Chapter 29 Intro to descriptive statistics
This week we are going to focus on using SPSS to calculate descriptive statistics. In particular, we are going to focus on screening and cleaning data as a step that should precede the calculation of descriptive statistics. We will use the same data as last week. You can either use your SPSS data file to which you added the interference effects or you can re-download the data.
You can re-download the data here.
29.1 Checking the level of measurement
Once the data have been imported, you should screen them for accuracy and plausibility. Initially, you should check if SPSS got the level of measurement correct when importing the data. This is important as the descriptive (and inferential) statistics that can sensibly be calculated for a variable depend on it being associated with the correct level of measurement. We can check the level of measurement by going to Variable View at the bottom of the Data Editor window:
One of the columns in the Variable View is Measure. For data identified as numeric in the Type column, there are three options:
Nominal should be used for categorical data, ordinal for rank-ordered data and scale for interval and ratio data. We should make sure the correct level of measurement is selected for each of our variables.

Entries taken from a collection
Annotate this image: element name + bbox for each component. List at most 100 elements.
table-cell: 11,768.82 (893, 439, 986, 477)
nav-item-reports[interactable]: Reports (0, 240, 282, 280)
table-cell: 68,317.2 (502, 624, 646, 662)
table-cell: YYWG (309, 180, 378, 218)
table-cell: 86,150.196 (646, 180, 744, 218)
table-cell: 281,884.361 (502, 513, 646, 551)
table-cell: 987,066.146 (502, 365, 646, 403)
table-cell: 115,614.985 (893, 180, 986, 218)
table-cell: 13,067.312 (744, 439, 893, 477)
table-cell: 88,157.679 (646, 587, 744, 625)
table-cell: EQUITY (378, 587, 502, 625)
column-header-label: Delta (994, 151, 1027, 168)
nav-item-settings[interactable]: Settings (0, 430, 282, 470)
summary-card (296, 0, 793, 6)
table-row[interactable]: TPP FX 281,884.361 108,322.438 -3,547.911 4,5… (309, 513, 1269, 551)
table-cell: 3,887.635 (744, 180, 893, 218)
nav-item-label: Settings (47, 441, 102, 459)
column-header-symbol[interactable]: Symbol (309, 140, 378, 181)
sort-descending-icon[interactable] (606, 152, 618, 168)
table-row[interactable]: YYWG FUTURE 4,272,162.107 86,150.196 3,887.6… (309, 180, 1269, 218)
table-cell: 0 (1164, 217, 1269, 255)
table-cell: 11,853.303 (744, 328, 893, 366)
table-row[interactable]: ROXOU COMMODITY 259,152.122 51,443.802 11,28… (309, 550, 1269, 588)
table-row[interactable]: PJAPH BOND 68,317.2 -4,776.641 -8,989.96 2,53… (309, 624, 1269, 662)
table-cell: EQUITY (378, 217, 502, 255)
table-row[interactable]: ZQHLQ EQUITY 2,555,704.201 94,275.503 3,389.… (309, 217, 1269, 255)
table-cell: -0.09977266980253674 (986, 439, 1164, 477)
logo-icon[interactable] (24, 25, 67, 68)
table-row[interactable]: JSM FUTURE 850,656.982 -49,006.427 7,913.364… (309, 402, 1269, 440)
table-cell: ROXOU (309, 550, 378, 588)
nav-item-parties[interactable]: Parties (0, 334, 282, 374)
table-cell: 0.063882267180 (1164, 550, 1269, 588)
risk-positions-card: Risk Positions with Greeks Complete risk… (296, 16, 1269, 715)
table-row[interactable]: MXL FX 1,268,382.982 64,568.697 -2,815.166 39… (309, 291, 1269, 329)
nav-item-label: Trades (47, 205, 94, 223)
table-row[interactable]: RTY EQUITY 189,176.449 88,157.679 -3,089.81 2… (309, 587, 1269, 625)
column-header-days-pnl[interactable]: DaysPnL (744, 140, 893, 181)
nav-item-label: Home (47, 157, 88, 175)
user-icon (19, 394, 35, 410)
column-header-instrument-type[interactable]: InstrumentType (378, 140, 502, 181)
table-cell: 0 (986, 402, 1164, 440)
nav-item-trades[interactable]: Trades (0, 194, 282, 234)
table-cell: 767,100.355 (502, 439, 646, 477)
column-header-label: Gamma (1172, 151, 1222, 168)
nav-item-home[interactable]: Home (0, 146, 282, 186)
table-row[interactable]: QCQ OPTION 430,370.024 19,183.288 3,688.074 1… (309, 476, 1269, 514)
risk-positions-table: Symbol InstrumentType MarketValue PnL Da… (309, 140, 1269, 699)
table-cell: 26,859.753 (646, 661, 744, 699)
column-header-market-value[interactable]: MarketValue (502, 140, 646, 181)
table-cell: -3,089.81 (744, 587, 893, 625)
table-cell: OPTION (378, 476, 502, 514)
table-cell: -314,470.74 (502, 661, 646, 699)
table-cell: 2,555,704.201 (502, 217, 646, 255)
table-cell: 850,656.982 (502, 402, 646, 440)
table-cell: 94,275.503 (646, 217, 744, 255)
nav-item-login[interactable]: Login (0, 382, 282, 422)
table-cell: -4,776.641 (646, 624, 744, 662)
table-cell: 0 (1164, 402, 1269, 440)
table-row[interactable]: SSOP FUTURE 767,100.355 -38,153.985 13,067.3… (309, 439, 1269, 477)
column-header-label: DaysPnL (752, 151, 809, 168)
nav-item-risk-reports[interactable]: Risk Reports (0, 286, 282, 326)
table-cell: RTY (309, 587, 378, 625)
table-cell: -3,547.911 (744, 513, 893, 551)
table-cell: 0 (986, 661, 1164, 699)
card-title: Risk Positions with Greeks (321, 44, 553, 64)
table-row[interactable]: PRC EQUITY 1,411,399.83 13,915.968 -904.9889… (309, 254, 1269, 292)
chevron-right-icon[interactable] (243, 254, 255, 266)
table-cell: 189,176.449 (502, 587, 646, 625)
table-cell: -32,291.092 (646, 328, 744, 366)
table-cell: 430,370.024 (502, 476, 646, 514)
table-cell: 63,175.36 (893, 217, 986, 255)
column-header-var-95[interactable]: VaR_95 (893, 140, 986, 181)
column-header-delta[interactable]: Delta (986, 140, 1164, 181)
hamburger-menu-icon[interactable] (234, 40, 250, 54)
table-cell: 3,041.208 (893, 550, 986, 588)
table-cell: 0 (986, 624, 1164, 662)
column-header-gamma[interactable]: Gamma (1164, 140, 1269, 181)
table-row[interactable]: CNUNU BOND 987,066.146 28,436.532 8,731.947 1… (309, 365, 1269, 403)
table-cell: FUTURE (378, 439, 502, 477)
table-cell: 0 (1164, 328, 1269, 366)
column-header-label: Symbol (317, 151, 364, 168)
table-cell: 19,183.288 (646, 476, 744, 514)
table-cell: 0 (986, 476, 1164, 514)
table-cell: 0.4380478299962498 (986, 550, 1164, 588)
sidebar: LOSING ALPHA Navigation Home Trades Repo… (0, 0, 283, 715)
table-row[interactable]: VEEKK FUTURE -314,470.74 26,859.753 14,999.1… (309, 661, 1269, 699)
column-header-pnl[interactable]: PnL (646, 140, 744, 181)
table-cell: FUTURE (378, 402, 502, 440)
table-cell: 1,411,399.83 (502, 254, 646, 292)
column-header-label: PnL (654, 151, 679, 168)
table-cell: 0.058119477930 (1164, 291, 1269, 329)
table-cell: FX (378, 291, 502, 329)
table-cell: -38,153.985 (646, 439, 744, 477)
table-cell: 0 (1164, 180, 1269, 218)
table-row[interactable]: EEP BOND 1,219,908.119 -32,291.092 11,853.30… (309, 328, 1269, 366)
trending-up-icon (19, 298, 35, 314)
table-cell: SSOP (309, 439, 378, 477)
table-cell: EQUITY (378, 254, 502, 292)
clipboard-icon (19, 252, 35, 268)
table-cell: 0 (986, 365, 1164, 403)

- **Written instruction 1**
Answer these questions from the descriptive statistics chapter:
(a) What data will be used this week?
(b) Where is Variable View located?
(c) Which level of measurement should be used for interval and ratio data?
- **Written instruction 2**
Retype the stretch of the descriptive statistics chapter from "Chapter 29 Intro" through "the data here.".

- **Task answer 1**
(a) The same data as last week.
(b) At the bottom of the Data Editor window.
(c) Scale.

- **Task answer 2**
Chapter 29 Intro to descriptive statistics
This week we are going to focus on using SPSS to calculate descriptive statistics. In particular, we are going to focus on screening and cleaning data as a step that should precede the calculation of descriptive statistics. We will use the same data as last week. You can either use your SPSS data file to which you added the interference effects or you can re-download the data.
You can re-download the data here.